* _Document section_:

⟨

Shopping and tracking
That’s not all. Tercek talked about developments in retail technology, where (some) shops are tracking movement around their stores by analysing CCTV footage, but also sniffing for the data being transmitted by smartphones as they search for Wi-Fi networks.
“As shoppers move through the stores, retailers are capturing all those SSIDs and tracking where you go in the store to build a map of behaviour, and create heat maps to find which areas of the store are which active, where traffic bunches up. They can A/B test different displays in stores to see which capture interest more,” said Tercek.
“But they can take all that behavioural and SSID data, and they can correlate that to credit-card numbers. With two credit-card transactions, they can do an SSID match, and you lose all anonymity in the shop. Most people are unaware that this is occurring.”
Tercek is involved with an initiative called The Wireless Registry that is aiming to give some of the control back to people, in terms of how their data allows them to be tracked (or not). The idea, people can opt in or opt out, which he described as being like a do-not-call list for mobile identity, as people travel around.
“Why opt-in? Sometimes we do want to get the free coupon or find out the free offer, and sometimes we don’t. We’re going to give people the ability to set permissions,” he said.
“But there is an opportunity in the future for mobile developers to invite people to participate in game-like experiences that overlay the shopping activity and all the other activities. There’ll be an opportunity to opt in to game-like experiences.”
The message of Tercek’s speech was for more games developers to be thinking about these kinds of concepts, rather than simply looking at the games making most money on the app stores now, and following in their footsteps. Or, indeed, simply ripping them off.
“I see copycats: iteration on the same concept over and over again instead of genuine innovation. If you look on the App Store, there are hundreds of games there that are lookalikes,” said Tercek, showing a slide of games all with the same clear inspiration.
“Those are all variants on Clash of Clans. I call it the Clash of Clones. I don’t think these add much value for people at home, and candidly it defines a category of competition, which is this unimaginative, imitative approach, because people are desperate to find a way to break through.”
Tercek was equally dismissive of games based on children’s brands that are including heavy in-app purchase options, showing a couple of slides from The Guardian’s article last June revealing that brands including Snoopy and SpongeBob SquarePants had done this.
“That’s the very ugly part,” he said. “It’s one of the most pernicious aspects of mobile games today… The child could be inadvertently lured into making a purchase, which is hard to explain to your parents if you’re pre-literate… Many of the kids playing these games don’t read, or don’t read particularly well.”
However, Tercek also praised some of the innovation happening around user interface and user experience in mobile gaming, citing Badlands, Hundreds, Device 6 and Strata as just four examples.
He also had warm words for a startup called Imagimod, which has its own spin on reuniting the digital and physical worlds, based on 3D mobile games: “A system to enable developers to allow people to capture their favourite moments and print them out on 3D printers.”

⟩

* _Work order 1_:
Answer these about the section on shopping and tracking:
(a) What did Tercek compare the opt-in and opt-out idea of The Wireless Registry to?
(b) What name does Tercek give to the variants on Clash of Clans?
(c) Which four games did Tercek cite as examples of innovation in user interface and user experience?
* _Work order 2_:
Reproduce word for word the part of the section on shopping and tracking starting with "Tercek was equally" and going on through "had done this.".

* _Source material_:

⟨

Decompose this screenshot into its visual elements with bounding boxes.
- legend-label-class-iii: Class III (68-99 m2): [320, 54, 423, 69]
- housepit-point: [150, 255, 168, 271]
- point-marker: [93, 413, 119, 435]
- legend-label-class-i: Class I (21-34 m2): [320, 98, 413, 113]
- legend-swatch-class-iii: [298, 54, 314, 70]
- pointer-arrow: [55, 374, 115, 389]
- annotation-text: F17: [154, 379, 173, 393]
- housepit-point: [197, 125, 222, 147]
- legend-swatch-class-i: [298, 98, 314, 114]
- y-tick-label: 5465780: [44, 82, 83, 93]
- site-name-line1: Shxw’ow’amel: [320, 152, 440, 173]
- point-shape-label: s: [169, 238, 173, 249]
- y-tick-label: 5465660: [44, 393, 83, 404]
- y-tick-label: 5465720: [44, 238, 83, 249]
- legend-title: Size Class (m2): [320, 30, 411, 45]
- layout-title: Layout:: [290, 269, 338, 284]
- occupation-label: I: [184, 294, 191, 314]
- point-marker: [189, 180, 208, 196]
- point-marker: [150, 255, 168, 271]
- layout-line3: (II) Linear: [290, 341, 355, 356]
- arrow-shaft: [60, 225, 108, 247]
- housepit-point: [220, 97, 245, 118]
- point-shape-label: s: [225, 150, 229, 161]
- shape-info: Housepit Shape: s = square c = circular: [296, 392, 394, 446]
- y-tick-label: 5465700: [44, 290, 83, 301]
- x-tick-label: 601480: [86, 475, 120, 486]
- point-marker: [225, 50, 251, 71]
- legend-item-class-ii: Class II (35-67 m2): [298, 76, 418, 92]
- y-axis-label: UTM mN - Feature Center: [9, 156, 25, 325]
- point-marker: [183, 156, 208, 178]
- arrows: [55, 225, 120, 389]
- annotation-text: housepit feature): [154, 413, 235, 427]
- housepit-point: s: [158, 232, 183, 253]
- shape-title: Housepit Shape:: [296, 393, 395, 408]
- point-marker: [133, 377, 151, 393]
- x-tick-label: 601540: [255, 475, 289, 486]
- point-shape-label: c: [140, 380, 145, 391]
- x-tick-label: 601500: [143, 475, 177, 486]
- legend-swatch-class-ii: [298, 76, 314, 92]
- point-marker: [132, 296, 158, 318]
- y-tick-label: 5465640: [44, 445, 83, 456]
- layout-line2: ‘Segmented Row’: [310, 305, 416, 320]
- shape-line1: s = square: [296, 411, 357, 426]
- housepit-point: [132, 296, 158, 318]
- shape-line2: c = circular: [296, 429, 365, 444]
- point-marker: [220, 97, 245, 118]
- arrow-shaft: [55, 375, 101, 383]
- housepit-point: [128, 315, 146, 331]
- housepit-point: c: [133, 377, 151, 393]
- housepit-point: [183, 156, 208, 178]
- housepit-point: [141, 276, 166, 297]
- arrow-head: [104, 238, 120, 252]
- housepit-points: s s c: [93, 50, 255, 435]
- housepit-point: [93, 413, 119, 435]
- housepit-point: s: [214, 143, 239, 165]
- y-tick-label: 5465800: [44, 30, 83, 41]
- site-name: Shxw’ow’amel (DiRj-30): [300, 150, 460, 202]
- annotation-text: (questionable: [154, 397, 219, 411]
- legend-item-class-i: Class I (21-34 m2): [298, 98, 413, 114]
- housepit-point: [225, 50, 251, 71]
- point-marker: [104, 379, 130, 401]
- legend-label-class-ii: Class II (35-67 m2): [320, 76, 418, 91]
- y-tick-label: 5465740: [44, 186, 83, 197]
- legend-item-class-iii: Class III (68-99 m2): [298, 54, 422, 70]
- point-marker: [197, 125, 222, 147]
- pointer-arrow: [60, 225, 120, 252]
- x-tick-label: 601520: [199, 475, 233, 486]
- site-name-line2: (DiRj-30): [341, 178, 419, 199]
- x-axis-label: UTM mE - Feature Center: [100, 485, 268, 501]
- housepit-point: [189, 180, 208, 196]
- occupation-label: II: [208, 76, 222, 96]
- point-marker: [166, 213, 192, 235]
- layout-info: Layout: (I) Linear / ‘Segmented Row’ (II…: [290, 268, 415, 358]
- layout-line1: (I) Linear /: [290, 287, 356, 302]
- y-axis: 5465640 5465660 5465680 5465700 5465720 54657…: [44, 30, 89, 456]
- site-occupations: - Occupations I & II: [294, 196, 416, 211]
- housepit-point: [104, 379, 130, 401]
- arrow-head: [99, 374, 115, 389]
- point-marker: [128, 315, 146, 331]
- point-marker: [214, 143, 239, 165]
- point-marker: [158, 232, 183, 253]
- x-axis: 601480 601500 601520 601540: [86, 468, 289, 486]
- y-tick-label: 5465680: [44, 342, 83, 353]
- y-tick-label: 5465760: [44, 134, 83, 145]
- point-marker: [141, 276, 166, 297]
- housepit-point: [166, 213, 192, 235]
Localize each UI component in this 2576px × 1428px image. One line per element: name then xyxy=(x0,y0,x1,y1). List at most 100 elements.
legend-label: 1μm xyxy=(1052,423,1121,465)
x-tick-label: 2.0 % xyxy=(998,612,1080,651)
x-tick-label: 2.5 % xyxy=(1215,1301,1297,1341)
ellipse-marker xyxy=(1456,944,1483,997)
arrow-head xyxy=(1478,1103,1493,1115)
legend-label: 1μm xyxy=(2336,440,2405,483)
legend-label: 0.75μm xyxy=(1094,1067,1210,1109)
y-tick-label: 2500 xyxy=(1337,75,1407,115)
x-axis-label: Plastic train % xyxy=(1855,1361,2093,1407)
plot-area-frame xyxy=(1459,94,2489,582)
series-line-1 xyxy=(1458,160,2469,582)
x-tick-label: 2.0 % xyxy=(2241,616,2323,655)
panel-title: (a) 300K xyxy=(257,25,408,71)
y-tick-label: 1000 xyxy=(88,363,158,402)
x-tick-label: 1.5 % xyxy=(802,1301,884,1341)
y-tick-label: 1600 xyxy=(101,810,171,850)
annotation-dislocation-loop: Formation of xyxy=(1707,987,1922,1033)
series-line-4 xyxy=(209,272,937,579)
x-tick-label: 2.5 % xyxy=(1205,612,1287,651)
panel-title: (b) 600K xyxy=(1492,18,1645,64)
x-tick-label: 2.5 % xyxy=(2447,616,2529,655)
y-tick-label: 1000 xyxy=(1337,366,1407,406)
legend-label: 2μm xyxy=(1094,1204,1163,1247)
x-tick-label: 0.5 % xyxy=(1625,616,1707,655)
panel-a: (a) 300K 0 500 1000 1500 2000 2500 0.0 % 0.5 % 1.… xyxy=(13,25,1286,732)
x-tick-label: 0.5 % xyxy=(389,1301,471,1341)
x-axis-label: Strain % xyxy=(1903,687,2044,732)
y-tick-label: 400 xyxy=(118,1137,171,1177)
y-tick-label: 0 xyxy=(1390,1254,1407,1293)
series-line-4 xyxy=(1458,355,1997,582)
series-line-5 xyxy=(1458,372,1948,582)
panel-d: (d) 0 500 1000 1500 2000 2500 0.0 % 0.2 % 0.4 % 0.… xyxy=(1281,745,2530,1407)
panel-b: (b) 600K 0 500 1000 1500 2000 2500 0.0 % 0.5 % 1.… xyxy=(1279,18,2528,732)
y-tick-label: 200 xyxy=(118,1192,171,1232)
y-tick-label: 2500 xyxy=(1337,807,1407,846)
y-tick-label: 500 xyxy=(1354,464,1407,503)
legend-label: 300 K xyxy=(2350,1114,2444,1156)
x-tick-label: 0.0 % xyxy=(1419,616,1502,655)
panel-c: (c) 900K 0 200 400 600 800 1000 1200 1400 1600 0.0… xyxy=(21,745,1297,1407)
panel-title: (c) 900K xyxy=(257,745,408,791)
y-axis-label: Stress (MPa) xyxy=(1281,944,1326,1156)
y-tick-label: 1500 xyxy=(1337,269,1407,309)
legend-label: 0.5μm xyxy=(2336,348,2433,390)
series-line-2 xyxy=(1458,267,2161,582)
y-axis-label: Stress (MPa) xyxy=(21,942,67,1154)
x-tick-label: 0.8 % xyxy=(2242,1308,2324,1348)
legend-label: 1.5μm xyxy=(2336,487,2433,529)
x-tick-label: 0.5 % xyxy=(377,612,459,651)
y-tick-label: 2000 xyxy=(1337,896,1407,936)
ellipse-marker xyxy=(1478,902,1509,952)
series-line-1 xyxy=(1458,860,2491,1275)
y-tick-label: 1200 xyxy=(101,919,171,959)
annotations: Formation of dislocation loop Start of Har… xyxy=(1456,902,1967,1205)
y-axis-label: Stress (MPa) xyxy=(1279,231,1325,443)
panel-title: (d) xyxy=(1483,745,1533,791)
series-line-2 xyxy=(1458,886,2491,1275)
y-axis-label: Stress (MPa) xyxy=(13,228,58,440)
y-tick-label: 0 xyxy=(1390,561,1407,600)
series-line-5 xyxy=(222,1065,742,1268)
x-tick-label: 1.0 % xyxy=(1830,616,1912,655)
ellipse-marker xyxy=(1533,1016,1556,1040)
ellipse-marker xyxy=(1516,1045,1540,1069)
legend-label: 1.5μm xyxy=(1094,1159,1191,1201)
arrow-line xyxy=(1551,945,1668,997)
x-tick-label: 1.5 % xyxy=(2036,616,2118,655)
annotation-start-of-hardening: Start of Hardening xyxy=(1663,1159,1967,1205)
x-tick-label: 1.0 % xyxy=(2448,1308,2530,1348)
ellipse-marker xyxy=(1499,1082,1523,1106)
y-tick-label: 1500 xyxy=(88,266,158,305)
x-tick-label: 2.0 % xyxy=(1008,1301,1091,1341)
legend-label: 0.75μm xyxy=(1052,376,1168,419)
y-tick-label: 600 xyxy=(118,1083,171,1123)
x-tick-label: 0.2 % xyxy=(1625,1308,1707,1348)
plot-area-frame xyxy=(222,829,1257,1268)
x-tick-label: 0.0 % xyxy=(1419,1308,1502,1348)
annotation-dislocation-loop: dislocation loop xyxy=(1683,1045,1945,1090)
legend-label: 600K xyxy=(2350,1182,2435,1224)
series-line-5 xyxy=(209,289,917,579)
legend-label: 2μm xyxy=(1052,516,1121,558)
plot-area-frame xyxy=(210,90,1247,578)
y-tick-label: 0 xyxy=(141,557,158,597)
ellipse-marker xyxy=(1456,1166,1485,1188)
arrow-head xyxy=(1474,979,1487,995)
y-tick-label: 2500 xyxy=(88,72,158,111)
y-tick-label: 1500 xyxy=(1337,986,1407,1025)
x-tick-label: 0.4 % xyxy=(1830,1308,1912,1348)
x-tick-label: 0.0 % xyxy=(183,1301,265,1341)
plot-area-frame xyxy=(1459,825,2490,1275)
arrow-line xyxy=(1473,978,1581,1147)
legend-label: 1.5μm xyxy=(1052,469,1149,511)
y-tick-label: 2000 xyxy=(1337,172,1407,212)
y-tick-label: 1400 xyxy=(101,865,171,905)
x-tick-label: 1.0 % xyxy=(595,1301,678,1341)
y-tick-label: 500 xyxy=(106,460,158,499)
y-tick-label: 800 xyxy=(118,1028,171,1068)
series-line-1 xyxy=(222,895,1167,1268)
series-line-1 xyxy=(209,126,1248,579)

⟩

* _Task answer 1_:
(a) A do-not-call list for mobile identity.
(b) The Clash of Clones.
(c) Badlands, Hundreds, Device 6 and Strata.

* _Task answer 2_:
Tercek was equally dismissive of games based on children’s brands that are including heavy in-app purchase options, showing a couple of slides from The Guardian’s article last June revealing that brands including Snoopy and SpongeBob SquarePants had done this.